**WORKING DATA**
=-=-=
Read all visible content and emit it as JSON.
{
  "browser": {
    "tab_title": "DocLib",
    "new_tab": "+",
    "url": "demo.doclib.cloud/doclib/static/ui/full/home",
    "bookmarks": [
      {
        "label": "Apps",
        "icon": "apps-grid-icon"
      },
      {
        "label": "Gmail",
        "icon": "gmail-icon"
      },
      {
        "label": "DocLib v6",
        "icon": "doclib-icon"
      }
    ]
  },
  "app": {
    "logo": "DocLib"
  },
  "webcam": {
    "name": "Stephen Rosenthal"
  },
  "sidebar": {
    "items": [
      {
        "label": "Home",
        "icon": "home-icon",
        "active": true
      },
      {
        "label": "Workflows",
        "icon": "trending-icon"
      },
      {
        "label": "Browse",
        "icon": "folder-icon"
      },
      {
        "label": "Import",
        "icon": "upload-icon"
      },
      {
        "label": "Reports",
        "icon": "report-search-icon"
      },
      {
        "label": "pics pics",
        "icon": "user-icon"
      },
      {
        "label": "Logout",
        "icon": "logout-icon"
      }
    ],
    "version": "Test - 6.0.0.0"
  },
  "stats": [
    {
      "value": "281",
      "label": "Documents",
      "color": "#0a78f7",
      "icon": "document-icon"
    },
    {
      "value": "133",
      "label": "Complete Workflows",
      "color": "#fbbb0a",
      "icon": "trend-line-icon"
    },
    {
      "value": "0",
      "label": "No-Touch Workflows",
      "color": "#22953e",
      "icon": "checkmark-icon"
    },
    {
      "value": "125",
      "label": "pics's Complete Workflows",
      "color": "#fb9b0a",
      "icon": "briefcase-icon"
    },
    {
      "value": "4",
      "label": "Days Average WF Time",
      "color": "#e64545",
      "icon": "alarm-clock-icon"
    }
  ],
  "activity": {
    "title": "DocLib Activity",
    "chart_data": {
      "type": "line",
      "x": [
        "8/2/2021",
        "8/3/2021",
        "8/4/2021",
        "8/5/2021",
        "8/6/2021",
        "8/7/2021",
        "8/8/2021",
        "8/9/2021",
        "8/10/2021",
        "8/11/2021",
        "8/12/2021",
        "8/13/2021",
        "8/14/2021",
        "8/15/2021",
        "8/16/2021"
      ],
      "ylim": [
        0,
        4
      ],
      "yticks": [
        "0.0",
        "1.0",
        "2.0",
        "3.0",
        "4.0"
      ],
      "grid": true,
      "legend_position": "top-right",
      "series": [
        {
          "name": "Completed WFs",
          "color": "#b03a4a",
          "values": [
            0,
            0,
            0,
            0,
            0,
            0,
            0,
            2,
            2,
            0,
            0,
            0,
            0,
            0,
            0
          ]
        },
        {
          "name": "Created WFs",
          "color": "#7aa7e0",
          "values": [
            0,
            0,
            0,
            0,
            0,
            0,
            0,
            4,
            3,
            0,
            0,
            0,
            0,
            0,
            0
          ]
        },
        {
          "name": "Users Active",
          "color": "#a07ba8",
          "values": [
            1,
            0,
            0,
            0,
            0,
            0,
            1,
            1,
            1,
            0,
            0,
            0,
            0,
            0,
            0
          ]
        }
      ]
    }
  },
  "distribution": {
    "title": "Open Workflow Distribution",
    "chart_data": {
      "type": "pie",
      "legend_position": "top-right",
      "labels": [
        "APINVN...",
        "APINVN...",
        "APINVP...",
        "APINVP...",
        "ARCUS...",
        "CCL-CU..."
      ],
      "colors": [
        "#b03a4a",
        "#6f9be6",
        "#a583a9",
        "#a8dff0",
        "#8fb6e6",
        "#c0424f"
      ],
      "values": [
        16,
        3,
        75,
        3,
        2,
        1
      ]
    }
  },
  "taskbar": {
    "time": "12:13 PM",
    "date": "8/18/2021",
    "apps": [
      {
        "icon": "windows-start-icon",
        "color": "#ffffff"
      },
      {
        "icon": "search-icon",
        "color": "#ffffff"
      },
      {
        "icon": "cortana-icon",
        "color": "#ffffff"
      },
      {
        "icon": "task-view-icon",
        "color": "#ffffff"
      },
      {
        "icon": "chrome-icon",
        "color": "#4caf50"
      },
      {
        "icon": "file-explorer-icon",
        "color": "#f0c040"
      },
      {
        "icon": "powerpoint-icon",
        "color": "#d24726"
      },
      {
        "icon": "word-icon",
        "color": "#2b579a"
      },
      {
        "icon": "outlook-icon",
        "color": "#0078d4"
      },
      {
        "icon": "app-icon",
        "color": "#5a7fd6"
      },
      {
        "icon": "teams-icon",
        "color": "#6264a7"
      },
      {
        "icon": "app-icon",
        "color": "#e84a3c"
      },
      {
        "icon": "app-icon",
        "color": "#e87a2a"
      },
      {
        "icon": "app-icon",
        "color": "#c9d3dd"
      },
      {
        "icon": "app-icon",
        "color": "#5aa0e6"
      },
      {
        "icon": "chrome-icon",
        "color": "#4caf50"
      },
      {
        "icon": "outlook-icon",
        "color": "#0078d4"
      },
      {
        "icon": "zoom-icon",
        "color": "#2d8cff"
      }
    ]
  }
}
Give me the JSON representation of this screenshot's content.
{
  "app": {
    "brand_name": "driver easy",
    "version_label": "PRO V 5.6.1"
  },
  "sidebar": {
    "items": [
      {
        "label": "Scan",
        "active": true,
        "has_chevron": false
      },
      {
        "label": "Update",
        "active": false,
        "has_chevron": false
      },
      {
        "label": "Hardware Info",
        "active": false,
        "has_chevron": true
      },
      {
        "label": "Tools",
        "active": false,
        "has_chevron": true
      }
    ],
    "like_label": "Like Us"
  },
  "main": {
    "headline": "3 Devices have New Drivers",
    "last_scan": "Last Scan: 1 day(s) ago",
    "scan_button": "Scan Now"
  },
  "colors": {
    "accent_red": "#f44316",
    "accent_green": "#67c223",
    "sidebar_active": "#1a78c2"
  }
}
=-=-=
**INSTRUCTIONS TO FOLLOW**
Exactly reproduce all of the entries above.

**REPLY TO THE TASK**
Read all visible content and emit it as JSON.
{
  "browser": {
    "tab_title": "DocLib",
    "new_tab": "+",
    "url": "demo.doclib.cloud/doclib/static/ui/full/home",
    "bookmarks": [
      {
        "label": "Apps",
        "icon": "apps-grid-icon"
      },
      {
        "label": "Gmail",
        "icon": "gmail-icon"
      },
      {
        "label": "DocLib v6",
        "icon": "doclib-icon"
      }
    ]
  },
  "app": {
    "logo": "DocLib"
  },
  "webcam": {
    "name": "Stephen Rosenthal"
  },
  "sidebar": {
    "items": [
      {
        "label": "Home",
        "icon": "home-icon",
        "active": true
      },
      {
        "label": "Workflows",
        "icon": "trending-icon"
      },
      {
        "label": "Browse",
        "icon": "folder-icon"
      },
      {
        "label": "Import",
        "icon": "upload-icon"
      },
      {
        "label": "Reports",
        "icon": "report-search-icon"
      },
      {
        "label": "pics pics",
        "icon": "user-icon"
      },
      {
        "label": "Logout",
        "icon": "logout-icon"
      }
    ],
    "version": "Test - 6.0.0.0"
  },
  "stats": [
    {
      "value": "281",
      "label": "Documents",
      "color": "#0a78f7",
      "icon": "document-icon"
    },
    {
      "value": "133",
      "label": "Complete Workflows",
      "color": "#fbbb0a",
      "icon": "trend-line-icon"
    },
    {
      "value": "0",
      "label": "No-Touch Workflows",
      "color": "#22953e",
      "icon": "checkmark-icon"
    },
    {
      "value": "125",
      "label": "pics's Complete Workflows",
      "color": "#fb9b0a",
      "icon": "briefcase-icon"
    },
    {
      "value": "4",
      "label": "Days Average WF Time",
      "color": "#e64545",
      "icon": "alarm-clock-icon"
    }
  ],
  "activity": {
    "title": "DocLib Activity",
    "chart_data": {
      "type": "line",
      "x": [
        "8/2/2021",
        "8/3/2021",
        "8/4/2021",
        "8/5/2021",
        "8/6/2021",
        "8/7/2021",
        "8/8/2021",
        "8/9/2021",
        "8/10/2021",
        "8/11/2021",
        "8/12/2021",
        "8/13/2021",
        "8/14/2021",
        "8/15/2021",
        "8/16/2021"
      ],
      "ylim": [
        0,
        4
      ],
      "yticks": [
        "0.0",
        "1.0",
        "2.0",
        "3.0",
        "4.0"
      ],
      "grid": true,
      "legend_position": "top-right",
      "series": [
        {
          "name": "Completed WFs",
          "color": "#b03a4a",
          "values": [
            0,
            0,
            0,
            0,
            0,
            0,
            0,
            2,
            2,
            0,
            0,
            0,
            0,
            0,
            0
          ]
        },
        {
          "name": "Created WFs",
          "color": "#7aa7e0",
          "values": [
            0,
            0,
            0,
            0,
            0,
            0,
            0,
            4,
            3,
            0,
            0,
            0,
            0,
            0,
            0
          ]
        },
        {
          "name": "Users Active",
          "color": "#a07ba8",
          "values": [
            1,
            0,
            0,
            0,
            0,
            0,
            1,
            1,
            1,
            0,
            0,
            0,
            0,
            0,
            0
          ]
        }
      ]
    }
  },
  "distribution": {
    "title": "Open Workflow Distribution",
    "chart_data": {
      "type": "pie",
      "legend_position": "top-right",
      "labels": [
        "APINVN...",
        "APINVN...",
        "APINVP...",
        "APINVP...",
        "ARCUS...",
        "CCL-CU..."
      ],
      "colors": [
        "#b03a4a",
        "#6f9be6",
        "#a583a9",
        "#a8dff0",
        "#8fb6e6",
        "#c0424f"
      ],
      "values": [
        16,
        3,
        75,
        3,
        2,
        1
      ]
    }
  },
  "taskbar": {
    "time": "12:13 PM",
    "date": "8/18/2021",
    "apps": [
      {
        "icon": "windows-start-icon",
        "color": "#ffffff"
      },
      {
        "icon": "search-icon",
        "color": "#ffffff"
      },
      {
        "icon": "cortana-icon",
        "color": "#ffffff"
      },
      {
        "icon": "task-view-icon",
        "color": "#ffffff"
      },
      {
        "icon": "chrome-icon",
        "color": "#4caf50"
      },
      {
        "icon": "file-explorer-icon",
        "color": "#f0c040"
      },
      {
        "icon": "powerpoint-icon",
        "color": "#d24726"
      },
      {
        "icon": "word-icon",
        "color": "#2b579a"
      },
      {
        "icon": "outlook-icon",
        "color": "#0078d4"
      },
      {
        "icon": "app-icon",
        "color": "#5a7fd6"
      },
      {
        "icon": "teams-icon",
        "color": "#6264a7"
      },
      {
        "icon": "app-icon",
        "color": "#e84a3c"
      },
      {
        "icon": "app-icon",
        "color": "#e87a2a"
      },
      {
        "icon": "app-icon",
        "color": "#c9d3dd"
      },
      {
        "icon": "app-icon",
        "color": "#5aa0e6"
      },
      {
        "icon": "chrome-icon",
        "color": "#4caf50"
      },
      {
        "icon": "outlook-icon",
        "color": "#0078d4"
      },
      {
        "icon": "zoom-icon",
        "color": "#2d8cff"
      }
    ]
  }
}
Give me the JSON representation of this screenshot's content.
{
  "app": {
    "brand_name": "driver easy",
    "version_label": "PRO V 5.6.1"
  },
  "sidebar": {
    "items": [
      {
        "label": "Scan",
        "active": true,
        "has_chevron": false
      },
      {
        "label": "Update",
        "active": false,
        "has_chevron": false
      },
      {
        "label": "Hardware Info",
        "active": false,
        "has_chevron": true
      },
      {
        "label": "Tools",
        "active": false,
        "has_chevron": true
      }
    ],
    "like_label": "Like Us"
  },
  "main": {
    "headline": "3 Devices have New Drivers",
    "last_scan": "Last Scan: 1 day(s) ago",
    "scan_button": "Scan Now"
  },
  "colors": {
    "accent_red": "#f44316",
    "accent_green": "#67c223",
    "sidebar_active": "#1a78c2"
  }
}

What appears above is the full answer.